+++ INFORMATION GIVEN +++
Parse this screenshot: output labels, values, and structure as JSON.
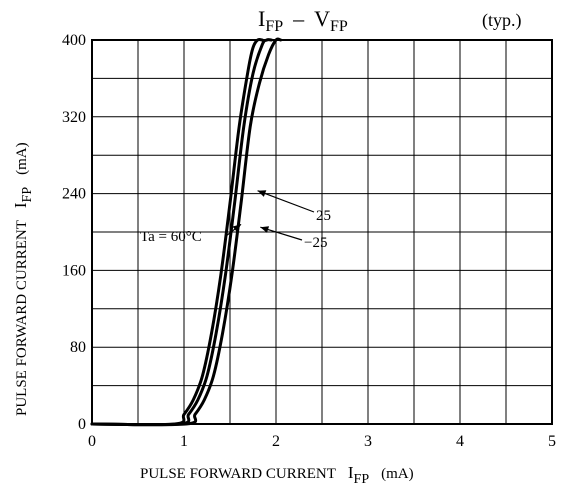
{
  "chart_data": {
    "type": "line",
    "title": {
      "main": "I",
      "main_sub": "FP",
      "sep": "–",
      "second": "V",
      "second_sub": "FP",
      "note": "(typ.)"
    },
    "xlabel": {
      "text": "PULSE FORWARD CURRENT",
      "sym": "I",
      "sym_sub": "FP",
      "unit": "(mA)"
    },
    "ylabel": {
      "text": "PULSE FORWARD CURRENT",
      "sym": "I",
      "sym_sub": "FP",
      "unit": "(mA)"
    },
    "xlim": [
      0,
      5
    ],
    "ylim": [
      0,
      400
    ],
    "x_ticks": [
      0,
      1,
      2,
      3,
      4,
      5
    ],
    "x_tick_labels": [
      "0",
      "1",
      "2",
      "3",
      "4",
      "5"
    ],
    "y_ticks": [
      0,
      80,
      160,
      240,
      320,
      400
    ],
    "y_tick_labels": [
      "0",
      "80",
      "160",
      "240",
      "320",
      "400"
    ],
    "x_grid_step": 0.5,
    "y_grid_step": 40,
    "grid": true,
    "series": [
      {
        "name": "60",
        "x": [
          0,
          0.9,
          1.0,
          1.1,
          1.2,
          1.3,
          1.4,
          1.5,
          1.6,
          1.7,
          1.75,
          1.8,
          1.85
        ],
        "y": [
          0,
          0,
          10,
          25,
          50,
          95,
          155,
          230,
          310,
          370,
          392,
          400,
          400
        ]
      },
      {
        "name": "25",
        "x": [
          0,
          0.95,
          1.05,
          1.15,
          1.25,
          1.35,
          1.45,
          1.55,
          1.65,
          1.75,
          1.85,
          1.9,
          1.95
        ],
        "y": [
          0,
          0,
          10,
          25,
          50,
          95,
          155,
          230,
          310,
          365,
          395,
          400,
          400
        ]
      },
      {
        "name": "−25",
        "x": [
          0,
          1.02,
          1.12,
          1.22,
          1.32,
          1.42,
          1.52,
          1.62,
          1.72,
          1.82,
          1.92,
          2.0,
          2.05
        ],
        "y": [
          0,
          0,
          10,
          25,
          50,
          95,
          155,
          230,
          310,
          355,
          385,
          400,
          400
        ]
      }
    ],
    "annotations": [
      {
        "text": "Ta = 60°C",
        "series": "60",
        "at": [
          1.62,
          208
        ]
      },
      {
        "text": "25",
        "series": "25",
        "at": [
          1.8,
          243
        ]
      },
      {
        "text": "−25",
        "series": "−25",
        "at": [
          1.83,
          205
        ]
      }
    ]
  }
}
+++
[REQUIRED WORK]: Copy each line from the records above that includes the string "series".

[RESULT]:
    "series": [
        "series": "60",
        "series": "25",
        "series": "−25",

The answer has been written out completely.